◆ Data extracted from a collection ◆
-- start --

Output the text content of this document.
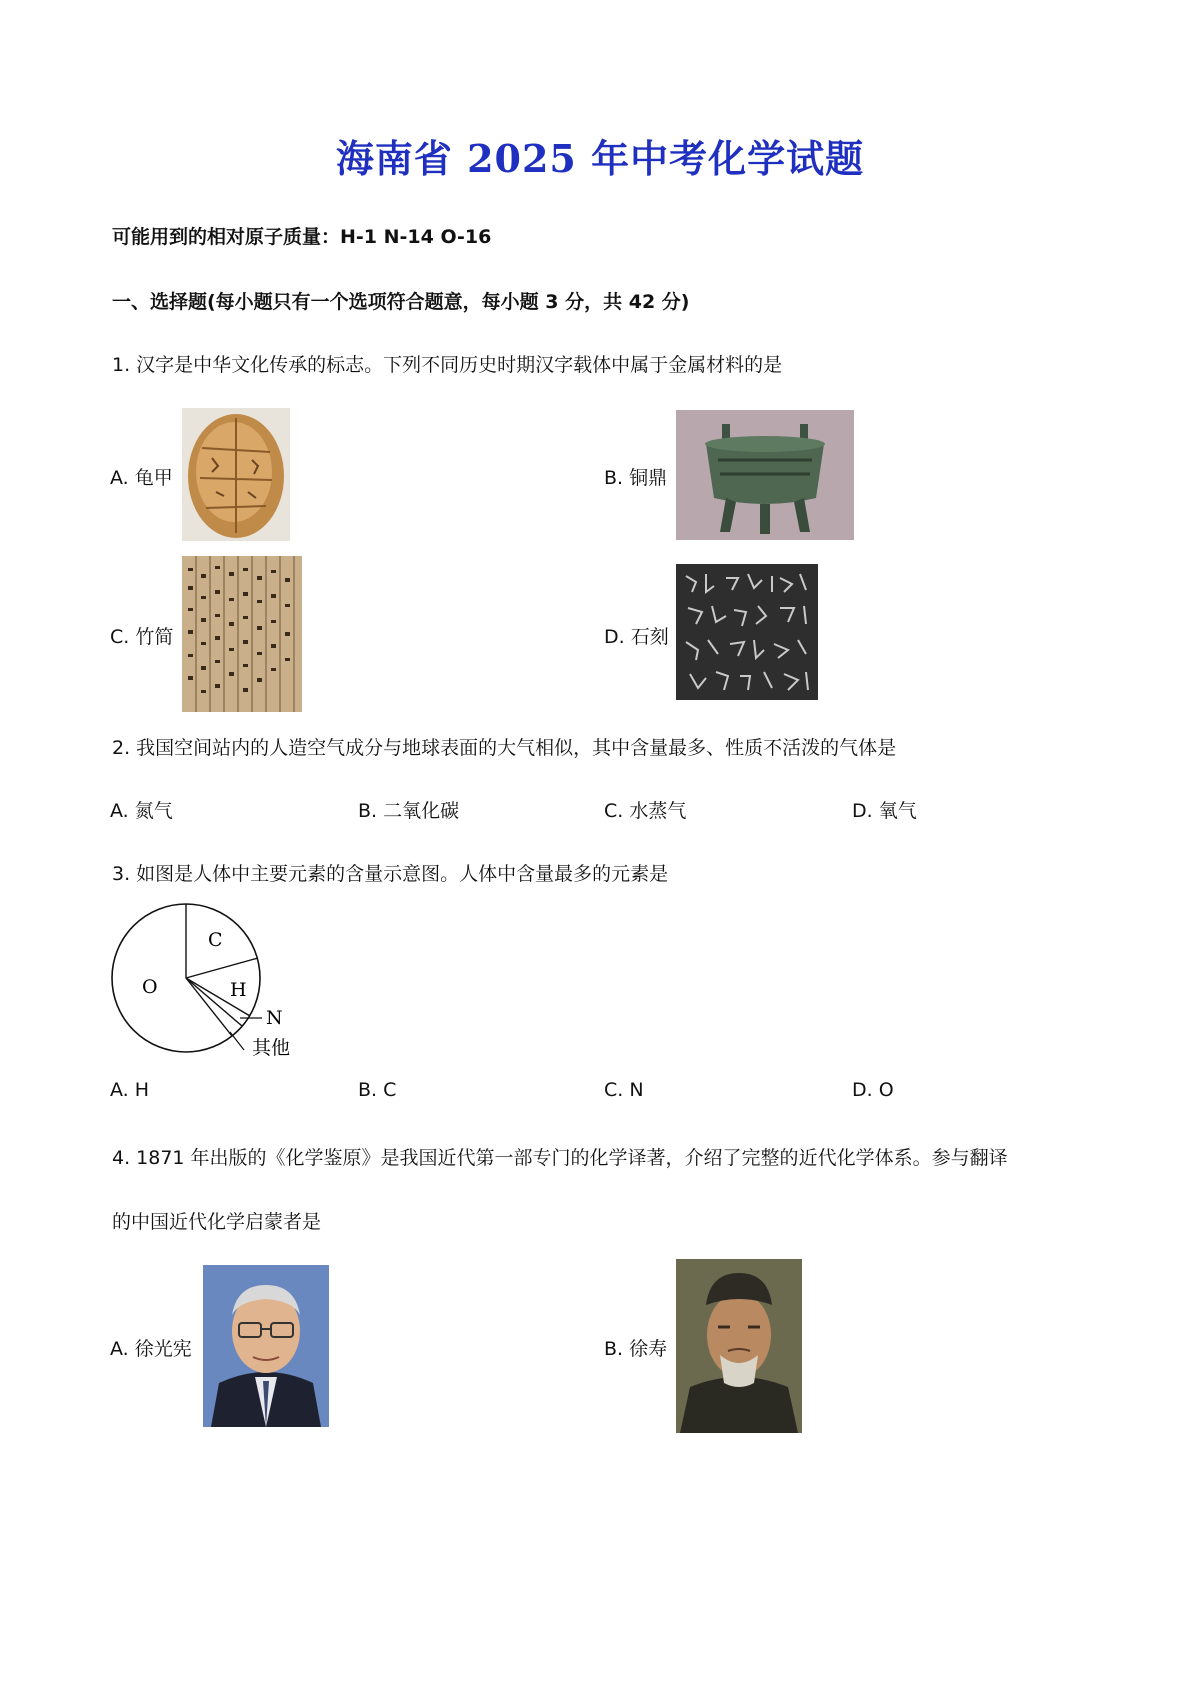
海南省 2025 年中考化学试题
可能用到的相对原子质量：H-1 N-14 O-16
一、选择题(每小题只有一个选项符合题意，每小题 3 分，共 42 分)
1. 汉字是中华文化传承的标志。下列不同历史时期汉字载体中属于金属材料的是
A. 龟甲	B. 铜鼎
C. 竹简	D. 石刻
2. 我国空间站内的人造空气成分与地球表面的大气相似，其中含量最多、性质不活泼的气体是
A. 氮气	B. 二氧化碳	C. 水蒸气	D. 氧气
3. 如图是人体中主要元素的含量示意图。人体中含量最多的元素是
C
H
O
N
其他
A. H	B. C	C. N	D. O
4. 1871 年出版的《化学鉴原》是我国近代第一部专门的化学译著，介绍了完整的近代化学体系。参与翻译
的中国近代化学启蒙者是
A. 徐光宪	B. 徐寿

-- end --
-- start --

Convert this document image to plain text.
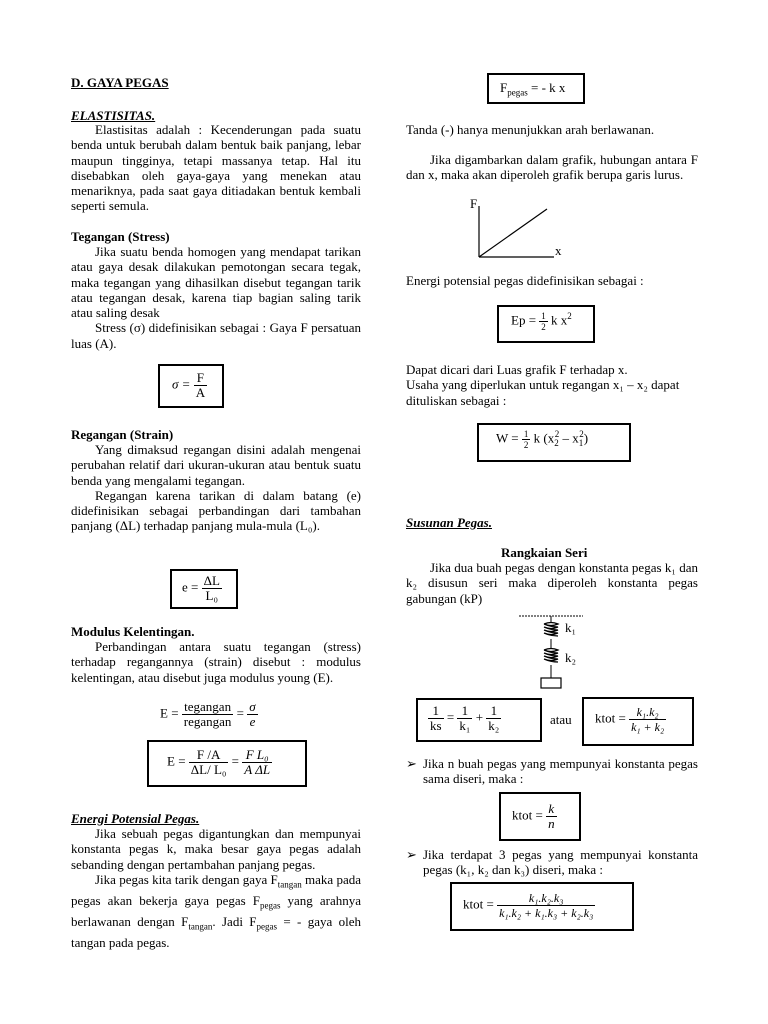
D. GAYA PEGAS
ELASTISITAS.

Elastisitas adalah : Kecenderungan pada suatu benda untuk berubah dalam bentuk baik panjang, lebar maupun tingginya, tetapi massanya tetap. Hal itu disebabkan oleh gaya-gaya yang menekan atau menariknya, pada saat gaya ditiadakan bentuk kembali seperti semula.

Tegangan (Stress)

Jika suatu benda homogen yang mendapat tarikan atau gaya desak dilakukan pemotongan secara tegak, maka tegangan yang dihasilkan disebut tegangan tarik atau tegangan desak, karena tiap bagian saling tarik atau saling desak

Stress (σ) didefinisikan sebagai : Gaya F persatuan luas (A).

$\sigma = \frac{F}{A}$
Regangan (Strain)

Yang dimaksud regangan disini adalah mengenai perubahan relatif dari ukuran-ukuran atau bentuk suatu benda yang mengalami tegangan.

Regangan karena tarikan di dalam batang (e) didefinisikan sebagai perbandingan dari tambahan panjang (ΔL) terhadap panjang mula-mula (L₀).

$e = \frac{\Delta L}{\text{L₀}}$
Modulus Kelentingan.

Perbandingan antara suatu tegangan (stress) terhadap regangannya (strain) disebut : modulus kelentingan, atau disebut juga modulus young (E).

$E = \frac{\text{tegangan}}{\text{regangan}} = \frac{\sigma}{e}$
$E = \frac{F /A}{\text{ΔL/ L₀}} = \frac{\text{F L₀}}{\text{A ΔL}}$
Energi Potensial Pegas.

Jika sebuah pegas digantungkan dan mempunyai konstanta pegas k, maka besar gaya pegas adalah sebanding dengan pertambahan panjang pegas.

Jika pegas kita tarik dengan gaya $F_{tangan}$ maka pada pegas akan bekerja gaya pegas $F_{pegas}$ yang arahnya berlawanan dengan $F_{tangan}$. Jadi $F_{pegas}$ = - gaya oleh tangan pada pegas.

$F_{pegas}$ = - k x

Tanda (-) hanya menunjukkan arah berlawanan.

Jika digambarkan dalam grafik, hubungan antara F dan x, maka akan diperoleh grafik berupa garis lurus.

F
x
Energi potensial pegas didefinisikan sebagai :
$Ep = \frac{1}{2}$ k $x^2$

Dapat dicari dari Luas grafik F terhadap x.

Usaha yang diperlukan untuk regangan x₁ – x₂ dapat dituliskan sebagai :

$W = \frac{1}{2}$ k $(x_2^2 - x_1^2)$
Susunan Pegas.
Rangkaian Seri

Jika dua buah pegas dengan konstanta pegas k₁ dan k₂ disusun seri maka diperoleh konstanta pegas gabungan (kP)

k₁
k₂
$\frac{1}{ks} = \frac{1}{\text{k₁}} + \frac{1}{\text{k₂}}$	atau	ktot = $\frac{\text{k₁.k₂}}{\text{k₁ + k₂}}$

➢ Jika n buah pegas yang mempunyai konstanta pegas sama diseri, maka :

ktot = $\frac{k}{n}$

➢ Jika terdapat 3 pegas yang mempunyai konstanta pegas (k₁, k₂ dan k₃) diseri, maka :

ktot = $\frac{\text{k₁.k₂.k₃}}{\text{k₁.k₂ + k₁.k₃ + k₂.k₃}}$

-- end --
-- start --

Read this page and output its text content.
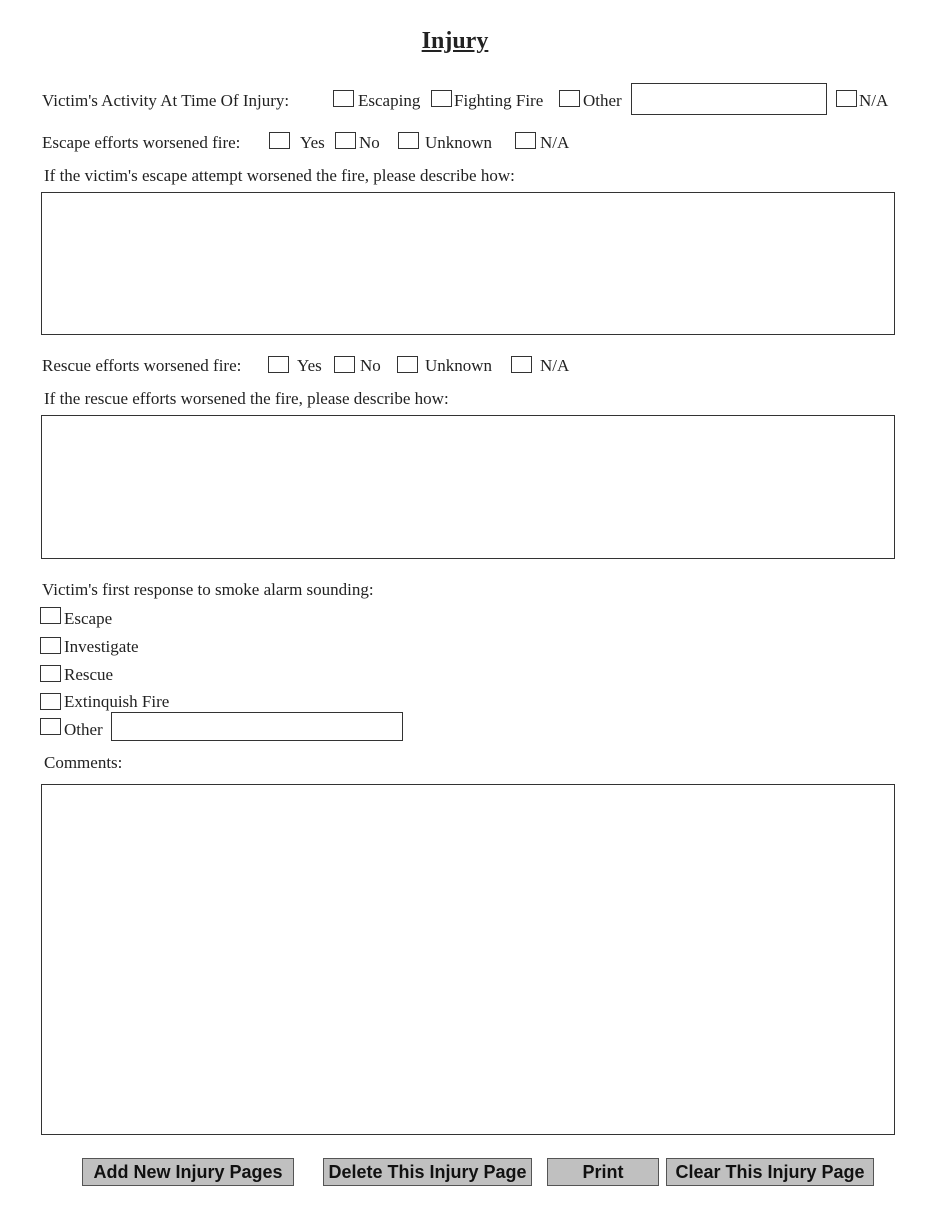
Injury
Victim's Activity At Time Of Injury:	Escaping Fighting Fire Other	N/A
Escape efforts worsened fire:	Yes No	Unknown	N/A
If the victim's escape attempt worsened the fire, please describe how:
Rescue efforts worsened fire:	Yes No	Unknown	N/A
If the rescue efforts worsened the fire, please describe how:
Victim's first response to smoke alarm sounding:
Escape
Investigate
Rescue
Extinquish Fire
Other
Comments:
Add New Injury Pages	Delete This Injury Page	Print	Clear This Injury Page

-- end --

Only the number is wanted: how many lines in the preceding entries hold the string "Unknown"?

2